What the task asks – Look through the material below. Copy each line that contains the string "Suchen".

═════ Entries supplied

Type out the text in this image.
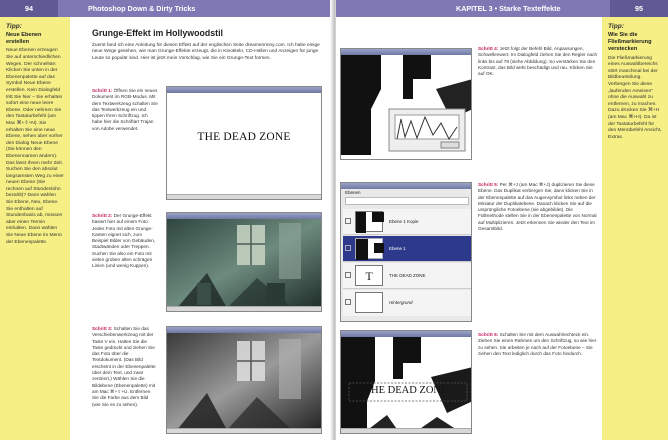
94	Photoshop Down & Dirty Tricks
Tipp:
Neue Ebenen erstellen
Neue Ebenen erzeugen Sie auf unterschiedlichen Wegen. Der schnellste: Klicken Sie unten in der Ebenenpalette auf das Symbol Neue Ebene erstellen. Kein Dialogfeld tritt Sie hier – Sie erhalten sofort eine neue leere Ebene. Oder nehmen Sie den Tastaturbefehl (am Mac ⌘+⇧+N). Sie erhalten Sie eine neue Ebene, sehen aber vorher den Dialog Neue Ebene (Sie können den Ebenennamen ändern). Das lässt Ihnen mehr Zeit. Suchen Sie den absolut langsamsten Weg zu einer neuen Ebene (Sie rechnen auf Stundenlohn bezahlt)? Dann wählen Sie Ebene, Neu, Ebene. Sie enthalten auf Stundenbasis ab, müssen aber einen Termin einhalten. Dann wählen Sie Neue Ebene im Menü der Ebenenpalette.
Grunge-Effekt im Hollywoodstil
Zuerst fand ich eine Anleitung für diesen Effekt auf der englischen Seite dreamenrinny.com. Ich habe einige neue Wege gesehen, wie man Grunge-Effekte erzeugt, die in Kinotiteln, CD-Hüllen und Anzeigen für junge Leute so populär sind. Hier ist jetzt mein Vorschlag, wie Sie ein Grunge-Text formen.
Schritt 1: Öffnen Sie ein neues Dokument im RGB-Modus. Mit dem Textwerkzeug schalten Sie das Textwerkzeug ein und tippen Ihren Schriftzug. Ich habe hier die Schriftart Trajan von Adobe verwendet.
THE DEAD ZONE
Schritt 2: Der Grunge-Effekt basiert hier auf einem Foto. Jedes Foto mit alten Grunge-Kanten eignet sich, zum Beispiel Bilder von Gebäuden, Stadtwänden oder Treppen. Suchen Sie also ein Foto mit vielen groben alten schrägen Linien (und wenig Kuppen).
Schritt 3: Schalten Sie das Verschiebenwerkzeug mit der Taste V ein. Halten Sie die Taste gedrückt und ziehen Sie das Foto über die Textdokument. (Das Bild erscheint in der Ebenenpalette über dem Text, und zwar zentriert.) Wählen Sie die Bildebene (Ebenenpalette) mit am Mac ⌘+⇧+U. Entfernen Sie die Farbe aus dem Bild (wie Sie es zu sehen).
KAPITEL 3 • Starke Texteffekte	95
Tipp:
Wie Sie die Fließmarkierung verstecken
Die Fließmarkierung eines Auswahlbereichs stört manchmal bei der Bildbeurteilung. Verbergen Sie diese „laufenden Ameisen“ ohne die Auswahl zu entfernen, zu machen. Dazu drücken Sie ⌘+H (am Mac ⌘+H). Da ist der Tastaturbefehl für den Menübefehl Ansicht, Extras.
Schritt 4: Jetzt folgt der Befehl Bild, Anpassungen, Schwellenwert. Im Dialogfeld ziehen Sie den Regler nach links bis auf 78 (siehe Abbildung). So verstärken Sie den Kontrast, das Bild wirkt beschädigt und rau. Klicken Sie auf OK.
Ebenen
Ebene 1 Kopie
Ebene 1
T	THE DEAD ZONE
Hintergrund
Schritt 5: Per ⌘+J (am Mac ⌘+J) duplizieren Sie diese Ebene. Das Duplikat verbergen Sie, dann klicken Sie in der Ebenenpalette auf das Augensymbol links neben der Miniatur der Duplikatebene. Danach klicken Sie auf die ursprüngliche Fotoebene (sie abgebildet). Die Füllmethode stellen Sie in der Ebenenpalette von Normal auf Multiplizieren. Jetzt erkennen Sie wieder den Text im Gesamtbild.
THE DEAD ZONE
Schritt 6: Schalten Sie mit dem Auswahlrechteck ein. Ziehen Sie einen Rahmen um den Schriftzug, so wie hier zu sehen. Sie arbeiten je nach auf der Fotoebene – Sie ziehen den Text lediglich durch das Foto hindurch.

══════════

Result of the task –
Neue Ebenen erzeugen Sie auf unterschiedlichen Wegen. Der schnellste: Klicken Sie unten in der Ebenenpalette auf das Symbol Neue Ebene erstellen. Kein Dialogfeld tritt Sie hier – Sie erhalten sofort eine neue leere Ebene. Oder nehmen Sie den Tastaturbefehl (am Mac ⌘+⇧+N). Sie erhalten Sie eine neue Ebene, sehen aber vorher den Dialog Neue Ebene (Sie können den Ebenennamen ändern). Das lässt Ihnen mehr Zeit. Suchen Sie den absolut langsamsten Weg zu einer neuen Ebene (Sie rechnen auf Stundenlohn bezahlt)? Dann wählen Sie Ebene, Neu, Ebene. Sie enthalten auf Stundenbasis ab, müssen aber einen Termin einhalten. Dann wählen Sie Neue Ebene im Menü der Ebenenpalette.
Schritt 2: Der Grunge-Effekt basiert hier auf einem Foto. Jedes Foto mit alten Grunge-Kanten eignet sich, zum Beispiel Bilder von Gebäuden, Stadtwänden oder Treppen. Suchen Sie also ein Foto mit vielen groben alten schrägen Linien (und wenig Kuppen).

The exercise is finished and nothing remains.